-- Start --
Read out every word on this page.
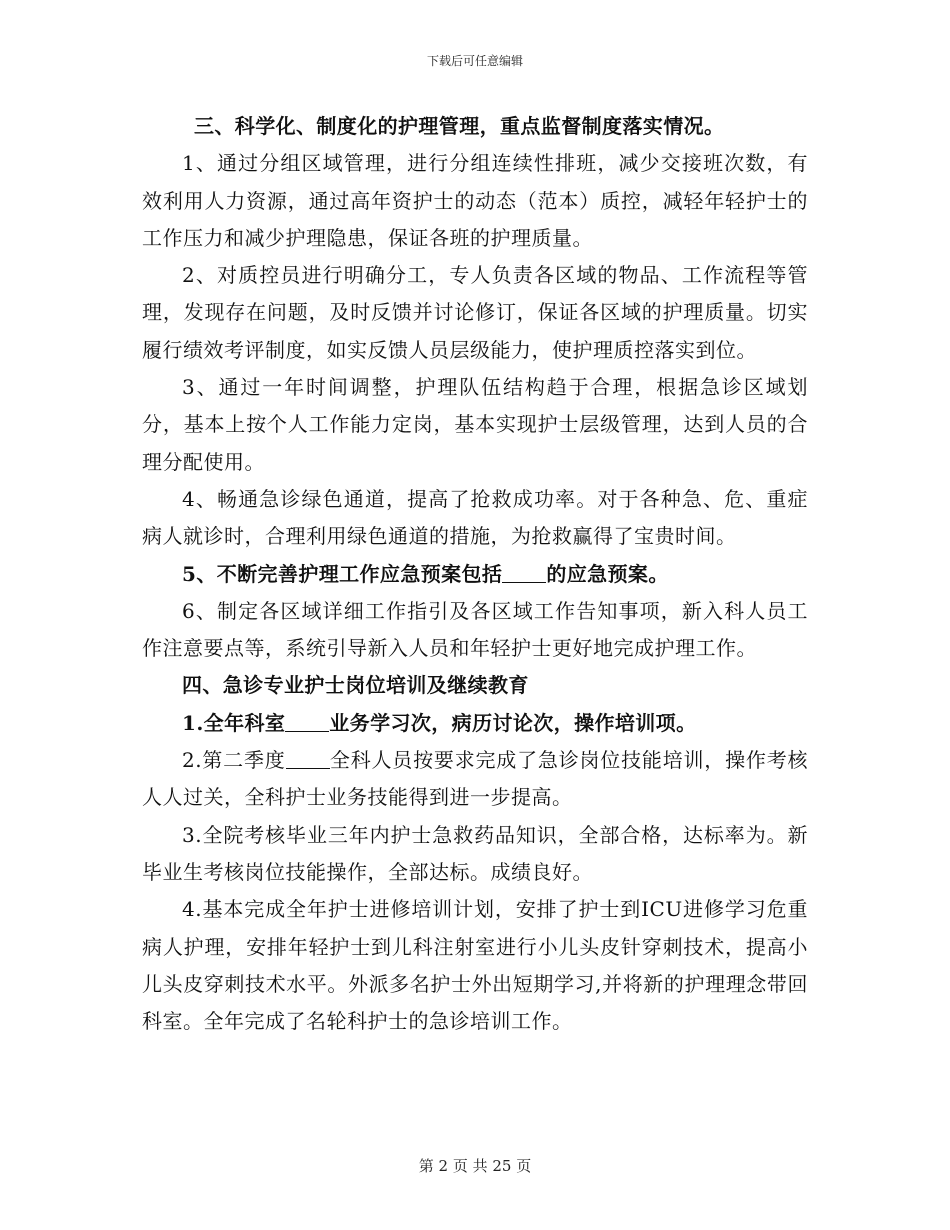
下载后可任意编辑

三、科学化、制度化的护理管理，重点监督制度落实情况。

1、通过分组区域管理，进行分组连续性排班，减少交接班次数，有效利用人力资源，通过高年资护士的动态（范本）质控，减轻年轻护士的工作压力和减少护理隐患，保证各班的护理质量。

2、对质控员进行明确分工，专人负责各区域的物品、工作流程等管理，发现存在问题，及时反馈并讨论修订，保证各区域的护理质量。切实履行绩效考评制度，如实反馈人员层级能力，使护理质控落实到位。

3、通过一年时间调整，护理队伍结构趋于合理，根据急诊区域划分，基本上按个人工作能力定岗，基本实现护士层级管理，达到人员的合理分配使用。

4、畅通急诊绿色通道，提高了抢救成功率。对于各种急、危、重症病人就诊时，合理利用绿色通道的措施，为抢救赢得了宝贵时间。

5、不断完善护理工作应急预案包括 的应急预案。

6、制定各区域详细工作指引及各区域工作告知事项，新入科人员工作注意要点等，系统引导新入人员和年轻护士更好地完成护理工作。

四、急诊专业护士岗位培训及继续教育

1.全年科室 业务学习次，病历讨论次，操作培训项。

2.第二季度 全科人员按要求完成了急诊岗位技能培训，操作考核人人过关，全科护士业务技能得到进一步提高。

3.全院考核毕业三年内护士急救药品知识，全部合格，达标率为。新毕业生考核岗位技能操作，全部达标。成绩良好。

4.基本完成全年护士进修培训计划，安排了护士到ICU进修学习危重病人护理，安排年轻护士到儿科注射室进行小儿头皮针穿刺技术，提高小儿头皮穿刺技术水平。外派多名护士外出短期学习,并将新的护理理念带回科室。全年完成了名轮科护士的急诊培训工作。

第 2 页 共 25 页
-- End --
**Exercise directions**.
Restate the data above exactly, stripping out each image.

**Final result**.
Read out every word on this page.
下载后可任意编辑

三、科学化、制度化的护理管理，重点监督制度落实情况。

1、通过分组区域管理，进行分组连续性排班，减少交接班次数，有效利用人力资源，通过高年资护士的动态（范本）质控，减轻年轻护士的工作压力和减少护理隐患，保证各班的护理质量。

2、对质控员进行明确分工，专人负责各区域的物品、工作流程等管理，发现存在问题，及时反馈并讨论修订，保证各区域的护理质量。切实履行绩效考评制度，如实反馈人员层级能力，使护理质控落实到位。

3、通过一年时间调整，护理队伍结构趋于合理，根据急诊区域划分，基本上按个人工作能力定岗，基本实现护士层级管理，达到人员的合理分配使用。

4、畅通急诊绿色通道，提高了抢救成功率。对于各种急、危、重症病人就诊时，合理利用绿色通道的措施，为抢救赢得了宝贵时间。

5、不断完善护理工作应急预案包括 的应急预案。

6、制定各区域详细工作指引及各区域工作告知事项，新入科人员工作注意要点等，系统引导新入人员和年轻护士更好地完成护理工作。

四、急诊专业护士岗位培训及继续教育

1.全年科室 业务学习次，病历讨论次，操作培训项。

2.第二季度 全科人员按要求完成了急诊岗位技能培训，操作考核人人过关，全科护士业务技能得到进一步提高。

3.全院考核毕业三年内护士急救药品知识，全部合格，达标率为。新毕业生考核岗位技能操作，全部达标。成绩良好。

4.基本完成全年护士进修培训计划，安排了护士到ICU进修学习危重病人护理，安排年轻护士到儿科注射室进行小儿头皮针穿刺技术，提高小儿头皮穿刺技术水平。外派多名护士外出短期学习,并将新的护理理念带回科室。全年完成了名轮科护士的急诊培训工作。

第 2 页 共 25 页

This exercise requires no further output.